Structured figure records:
_ _ _ _ _

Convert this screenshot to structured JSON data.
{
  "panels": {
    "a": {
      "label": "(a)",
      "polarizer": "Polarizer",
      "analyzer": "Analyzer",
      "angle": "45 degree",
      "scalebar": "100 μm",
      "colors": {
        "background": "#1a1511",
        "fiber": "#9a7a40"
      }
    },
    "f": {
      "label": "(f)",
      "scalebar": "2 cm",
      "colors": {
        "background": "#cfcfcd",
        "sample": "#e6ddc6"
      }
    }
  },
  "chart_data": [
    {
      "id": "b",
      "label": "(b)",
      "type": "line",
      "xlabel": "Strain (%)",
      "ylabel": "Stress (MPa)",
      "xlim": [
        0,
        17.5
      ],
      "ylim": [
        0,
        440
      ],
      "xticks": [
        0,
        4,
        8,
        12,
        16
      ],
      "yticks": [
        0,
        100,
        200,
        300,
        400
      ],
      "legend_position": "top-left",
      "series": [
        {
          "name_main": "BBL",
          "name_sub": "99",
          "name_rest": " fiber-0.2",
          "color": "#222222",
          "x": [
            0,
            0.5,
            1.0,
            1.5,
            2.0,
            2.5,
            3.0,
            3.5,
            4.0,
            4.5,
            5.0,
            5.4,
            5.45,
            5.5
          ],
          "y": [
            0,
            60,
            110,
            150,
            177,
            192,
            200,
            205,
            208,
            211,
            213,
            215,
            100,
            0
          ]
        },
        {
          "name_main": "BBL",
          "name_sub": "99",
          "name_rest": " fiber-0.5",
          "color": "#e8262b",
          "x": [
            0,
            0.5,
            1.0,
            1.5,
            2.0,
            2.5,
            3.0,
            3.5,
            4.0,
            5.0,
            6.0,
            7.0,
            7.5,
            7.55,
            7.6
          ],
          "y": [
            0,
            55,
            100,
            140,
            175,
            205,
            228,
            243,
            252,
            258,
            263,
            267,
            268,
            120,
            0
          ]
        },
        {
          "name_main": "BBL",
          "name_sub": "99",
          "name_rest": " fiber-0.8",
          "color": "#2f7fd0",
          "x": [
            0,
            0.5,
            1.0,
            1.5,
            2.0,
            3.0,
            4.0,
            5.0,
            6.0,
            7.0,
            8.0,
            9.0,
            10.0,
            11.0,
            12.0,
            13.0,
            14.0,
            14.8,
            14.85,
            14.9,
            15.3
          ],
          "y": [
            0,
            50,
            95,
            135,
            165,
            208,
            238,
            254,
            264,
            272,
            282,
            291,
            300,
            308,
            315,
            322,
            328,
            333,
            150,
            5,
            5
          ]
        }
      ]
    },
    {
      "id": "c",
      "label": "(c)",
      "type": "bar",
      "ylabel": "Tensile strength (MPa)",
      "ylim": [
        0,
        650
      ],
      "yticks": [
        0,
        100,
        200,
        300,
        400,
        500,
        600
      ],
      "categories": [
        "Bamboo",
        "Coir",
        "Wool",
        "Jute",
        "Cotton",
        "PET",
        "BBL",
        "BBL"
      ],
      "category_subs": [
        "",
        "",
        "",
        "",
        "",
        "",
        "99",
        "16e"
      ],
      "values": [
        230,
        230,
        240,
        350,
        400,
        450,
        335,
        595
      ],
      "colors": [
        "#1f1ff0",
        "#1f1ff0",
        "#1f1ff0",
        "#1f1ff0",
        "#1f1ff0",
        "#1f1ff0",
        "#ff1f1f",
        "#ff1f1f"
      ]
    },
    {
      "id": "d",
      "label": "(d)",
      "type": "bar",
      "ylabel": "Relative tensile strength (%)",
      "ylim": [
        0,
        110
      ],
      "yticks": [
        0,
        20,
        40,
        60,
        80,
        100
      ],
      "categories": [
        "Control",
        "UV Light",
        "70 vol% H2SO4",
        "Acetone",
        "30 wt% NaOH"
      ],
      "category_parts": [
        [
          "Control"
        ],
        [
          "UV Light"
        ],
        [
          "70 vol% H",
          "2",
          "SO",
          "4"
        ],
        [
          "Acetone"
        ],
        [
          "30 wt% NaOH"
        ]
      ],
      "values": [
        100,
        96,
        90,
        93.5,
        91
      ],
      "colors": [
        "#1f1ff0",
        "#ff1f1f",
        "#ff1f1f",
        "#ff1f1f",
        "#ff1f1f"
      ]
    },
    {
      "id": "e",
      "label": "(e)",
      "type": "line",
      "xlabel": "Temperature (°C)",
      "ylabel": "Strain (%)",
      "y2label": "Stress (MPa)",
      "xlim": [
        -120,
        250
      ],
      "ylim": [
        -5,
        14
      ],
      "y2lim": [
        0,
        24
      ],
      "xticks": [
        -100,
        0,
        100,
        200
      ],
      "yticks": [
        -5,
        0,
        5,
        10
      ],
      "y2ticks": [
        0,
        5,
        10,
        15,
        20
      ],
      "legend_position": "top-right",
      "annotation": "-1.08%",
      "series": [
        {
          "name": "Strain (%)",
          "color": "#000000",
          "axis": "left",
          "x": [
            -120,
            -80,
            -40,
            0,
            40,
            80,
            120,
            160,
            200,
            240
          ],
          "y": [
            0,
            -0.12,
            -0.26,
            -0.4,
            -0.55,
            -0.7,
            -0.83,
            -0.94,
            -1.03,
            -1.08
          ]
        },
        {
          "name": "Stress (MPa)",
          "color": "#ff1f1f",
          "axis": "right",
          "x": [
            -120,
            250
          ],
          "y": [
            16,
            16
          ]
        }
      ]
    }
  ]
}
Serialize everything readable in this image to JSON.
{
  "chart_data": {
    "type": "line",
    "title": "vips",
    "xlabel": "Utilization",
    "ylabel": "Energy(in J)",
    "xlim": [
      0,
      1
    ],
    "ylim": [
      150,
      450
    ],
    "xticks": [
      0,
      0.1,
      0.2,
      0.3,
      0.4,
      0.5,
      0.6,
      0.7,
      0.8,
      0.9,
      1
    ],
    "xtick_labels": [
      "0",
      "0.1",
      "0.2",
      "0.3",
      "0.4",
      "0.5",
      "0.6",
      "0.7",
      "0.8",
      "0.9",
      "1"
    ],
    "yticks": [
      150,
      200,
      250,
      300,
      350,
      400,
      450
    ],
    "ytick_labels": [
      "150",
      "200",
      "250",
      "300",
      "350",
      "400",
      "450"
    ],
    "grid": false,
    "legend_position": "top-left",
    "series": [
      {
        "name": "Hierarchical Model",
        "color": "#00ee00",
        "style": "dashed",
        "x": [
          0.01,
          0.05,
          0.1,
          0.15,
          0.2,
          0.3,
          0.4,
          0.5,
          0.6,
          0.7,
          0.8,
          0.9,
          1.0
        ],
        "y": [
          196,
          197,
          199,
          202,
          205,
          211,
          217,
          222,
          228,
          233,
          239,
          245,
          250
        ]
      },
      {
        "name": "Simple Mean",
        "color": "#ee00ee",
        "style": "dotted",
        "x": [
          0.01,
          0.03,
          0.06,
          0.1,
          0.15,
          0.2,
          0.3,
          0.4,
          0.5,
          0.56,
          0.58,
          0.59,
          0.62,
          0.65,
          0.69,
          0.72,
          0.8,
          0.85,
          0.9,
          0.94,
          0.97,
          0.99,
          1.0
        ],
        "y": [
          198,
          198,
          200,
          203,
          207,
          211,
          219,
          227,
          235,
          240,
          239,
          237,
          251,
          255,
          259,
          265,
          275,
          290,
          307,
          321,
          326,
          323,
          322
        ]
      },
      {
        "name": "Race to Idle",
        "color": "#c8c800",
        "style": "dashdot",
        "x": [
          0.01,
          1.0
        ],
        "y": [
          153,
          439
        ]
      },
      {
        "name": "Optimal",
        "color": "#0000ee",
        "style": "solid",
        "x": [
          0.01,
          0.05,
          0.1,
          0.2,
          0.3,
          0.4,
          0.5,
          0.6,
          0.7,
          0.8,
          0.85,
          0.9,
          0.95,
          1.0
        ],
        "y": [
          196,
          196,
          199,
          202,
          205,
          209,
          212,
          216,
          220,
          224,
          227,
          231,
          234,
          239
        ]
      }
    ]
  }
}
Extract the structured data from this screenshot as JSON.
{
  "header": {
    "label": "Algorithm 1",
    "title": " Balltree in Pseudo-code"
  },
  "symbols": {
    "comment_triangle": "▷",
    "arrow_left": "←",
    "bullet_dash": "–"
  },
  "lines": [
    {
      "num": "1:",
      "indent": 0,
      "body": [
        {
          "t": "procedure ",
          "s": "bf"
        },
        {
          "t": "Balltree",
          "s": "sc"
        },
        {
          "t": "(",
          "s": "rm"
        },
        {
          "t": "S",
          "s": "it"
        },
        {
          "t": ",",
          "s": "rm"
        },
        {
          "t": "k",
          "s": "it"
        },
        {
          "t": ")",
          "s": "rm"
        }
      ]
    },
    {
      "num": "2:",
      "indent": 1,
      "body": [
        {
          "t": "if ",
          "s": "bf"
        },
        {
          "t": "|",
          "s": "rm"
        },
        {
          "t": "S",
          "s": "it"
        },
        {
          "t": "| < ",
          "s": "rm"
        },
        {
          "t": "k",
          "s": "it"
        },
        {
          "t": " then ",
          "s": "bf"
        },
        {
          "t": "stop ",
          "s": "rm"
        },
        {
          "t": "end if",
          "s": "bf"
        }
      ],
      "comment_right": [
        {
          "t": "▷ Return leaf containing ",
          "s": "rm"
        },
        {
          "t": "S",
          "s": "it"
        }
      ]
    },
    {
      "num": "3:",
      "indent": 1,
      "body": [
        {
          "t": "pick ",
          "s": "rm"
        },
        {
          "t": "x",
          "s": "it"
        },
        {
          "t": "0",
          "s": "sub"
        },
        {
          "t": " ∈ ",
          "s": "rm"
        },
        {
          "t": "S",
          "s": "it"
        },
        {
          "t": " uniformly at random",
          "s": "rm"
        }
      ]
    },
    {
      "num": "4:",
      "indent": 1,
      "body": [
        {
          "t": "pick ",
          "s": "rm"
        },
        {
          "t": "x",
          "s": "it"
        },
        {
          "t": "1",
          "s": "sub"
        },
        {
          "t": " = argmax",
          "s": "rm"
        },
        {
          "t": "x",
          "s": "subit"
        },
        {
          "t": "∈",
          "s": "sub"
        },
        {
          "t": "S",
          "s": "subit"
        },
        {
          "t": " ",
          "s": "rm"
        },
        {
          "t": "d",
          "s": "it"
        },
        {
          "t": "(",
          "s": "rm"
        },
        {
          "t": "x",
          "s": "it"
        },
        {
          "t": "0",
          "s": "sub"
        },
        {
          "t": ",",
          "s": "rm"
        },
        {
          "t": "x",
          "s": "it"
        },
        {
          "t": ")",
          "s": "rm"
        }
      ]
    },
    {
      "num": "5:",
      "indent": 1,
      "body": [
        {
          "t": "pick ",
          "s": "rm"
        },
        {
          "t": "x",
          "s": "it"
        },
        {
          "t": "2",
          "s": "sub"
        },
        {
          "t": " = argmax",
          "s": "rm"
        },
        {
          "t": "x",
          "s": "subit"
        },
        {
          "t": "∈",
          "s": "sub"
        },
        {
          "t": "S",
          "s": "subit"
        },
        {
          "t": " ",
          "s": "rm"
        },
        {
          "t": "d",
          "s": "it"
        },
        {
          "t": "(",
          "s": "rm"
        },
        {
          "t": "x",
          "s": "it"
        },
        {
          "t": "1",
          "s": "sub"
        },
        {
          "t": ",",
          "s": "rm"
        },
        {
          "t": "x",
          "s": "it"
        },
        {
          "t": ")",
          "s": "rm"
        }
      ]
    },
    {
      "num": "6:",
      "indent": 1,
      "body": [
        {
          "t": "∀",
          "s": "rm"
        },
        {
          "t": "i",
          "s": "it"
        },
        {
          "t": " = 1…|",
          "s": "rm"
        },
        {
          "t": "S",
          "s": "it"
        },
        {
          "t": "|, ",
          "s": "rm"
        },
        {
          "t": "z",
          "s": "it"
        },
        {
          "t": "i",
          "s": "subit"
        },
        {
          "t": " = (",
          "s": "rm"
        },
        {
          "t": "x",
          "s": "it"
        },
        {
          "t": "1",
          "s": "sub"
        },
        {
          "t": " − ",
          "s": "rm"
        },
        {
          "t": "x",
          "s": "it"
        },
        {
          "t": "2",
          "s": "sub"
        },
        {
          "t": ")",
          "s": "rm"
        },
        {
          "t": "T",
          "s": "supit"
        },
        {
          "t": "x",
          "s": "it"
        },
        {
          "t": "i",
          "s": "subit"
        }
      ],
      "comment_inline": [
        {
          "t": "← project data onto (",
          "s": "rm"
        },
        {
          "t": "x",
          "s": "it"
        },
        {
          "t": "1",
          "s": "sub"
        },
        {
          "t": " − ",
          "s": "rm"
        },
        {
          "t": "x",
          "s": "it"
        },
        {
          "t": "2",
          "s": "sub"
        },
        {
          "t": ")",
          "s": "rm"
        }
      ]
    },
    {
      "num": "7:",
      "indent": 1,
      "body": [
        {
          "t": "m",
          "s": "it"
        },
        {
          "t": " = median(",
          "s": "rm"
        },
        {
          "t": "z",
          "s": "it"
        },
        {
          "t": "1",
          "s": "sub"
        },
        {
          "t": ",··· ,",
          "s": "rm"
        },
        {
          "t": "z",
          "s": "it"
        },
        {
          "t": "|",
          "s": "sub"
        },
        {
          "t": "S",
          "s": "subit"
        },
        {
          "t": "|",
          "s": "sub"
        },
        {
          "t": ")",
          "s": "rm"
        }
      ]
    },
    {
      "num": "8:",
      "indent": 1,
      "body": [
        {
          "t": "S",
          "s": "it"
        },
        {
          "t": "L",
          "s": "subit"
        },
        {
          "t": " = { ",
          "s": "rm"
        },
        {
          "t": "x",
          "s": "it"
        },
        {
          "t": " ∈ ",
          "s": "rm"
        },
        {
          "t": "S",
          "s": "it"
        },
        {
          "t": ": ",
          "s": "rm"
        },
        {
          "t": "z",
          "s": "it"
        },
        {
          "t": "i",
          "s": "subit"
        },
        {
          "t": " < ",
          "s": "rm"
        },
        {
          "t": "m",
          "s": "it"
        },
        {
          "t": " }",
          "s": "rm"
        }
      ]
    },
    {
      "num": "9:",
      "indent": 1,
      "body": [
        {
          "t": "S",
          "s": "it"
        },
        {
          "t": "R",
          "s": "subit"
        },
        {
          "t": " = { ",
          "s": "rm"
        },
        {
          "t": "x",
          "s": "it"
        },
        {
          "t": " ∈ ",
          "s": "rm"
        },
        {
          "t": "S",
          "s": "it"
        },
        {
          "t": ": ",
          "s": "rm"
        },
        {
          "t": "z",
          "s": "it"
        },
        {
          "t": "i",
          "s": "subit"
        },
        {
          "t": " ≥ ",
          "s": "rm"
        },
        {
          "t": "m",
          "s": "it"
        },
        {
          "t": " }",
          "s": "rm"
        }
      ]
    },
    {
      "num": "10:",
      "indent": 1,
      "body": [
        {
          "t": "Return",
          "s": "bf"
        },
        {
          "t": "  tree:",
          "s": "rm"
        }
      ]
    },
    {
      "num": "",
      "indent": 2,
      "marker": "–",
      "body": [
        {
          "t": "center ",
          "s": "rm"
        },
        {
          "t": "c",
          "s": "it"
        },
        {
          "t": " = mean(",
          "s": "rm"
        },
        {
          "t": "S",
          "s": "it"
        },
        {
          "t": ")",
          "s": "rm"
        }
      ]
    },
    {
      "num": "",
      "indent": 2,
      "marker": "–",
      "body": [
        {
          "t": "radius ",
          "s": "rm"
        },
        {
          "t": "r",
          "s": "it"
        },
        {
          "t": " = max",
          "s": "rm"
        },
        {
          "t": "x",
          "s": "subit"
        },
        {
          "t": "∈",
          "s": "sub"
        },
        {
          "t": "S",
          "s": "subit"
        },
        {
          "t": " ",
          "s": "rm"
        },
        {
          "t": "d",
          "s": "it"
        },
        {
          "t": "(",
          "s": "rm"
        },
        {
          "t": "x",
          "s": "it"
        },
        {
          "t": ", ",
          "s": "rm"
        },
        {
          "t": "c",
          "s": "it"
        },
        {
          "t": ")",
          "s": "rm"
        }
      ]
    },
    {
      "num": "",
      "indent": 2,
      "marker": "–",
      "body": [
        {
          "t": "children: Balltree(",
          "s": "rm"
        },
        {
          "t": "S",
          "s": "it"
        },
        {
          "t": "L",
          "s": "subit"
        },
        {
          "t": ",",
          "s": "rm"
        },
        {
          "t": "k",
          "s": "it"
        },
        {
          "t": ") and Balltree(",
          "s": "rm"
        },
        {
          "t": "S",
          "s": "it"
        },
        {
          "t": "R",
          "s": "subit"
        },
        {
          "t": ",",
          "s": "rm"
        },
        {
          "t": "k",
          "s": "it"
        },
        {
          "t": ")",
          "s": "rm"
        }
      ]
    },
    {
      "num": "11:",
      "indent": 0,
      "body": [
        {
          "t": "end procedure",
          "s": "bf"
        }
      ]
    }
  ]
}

_ _ _ _ _

### GIVEN PROBLEM
Show every line in the entries where the string "strength" occurs.

### SOLUTION TO THIS PROBLEM
      "ylabel": "Tensile strength (MPa)",
      "ylabel": "Relative tensile strength (%)",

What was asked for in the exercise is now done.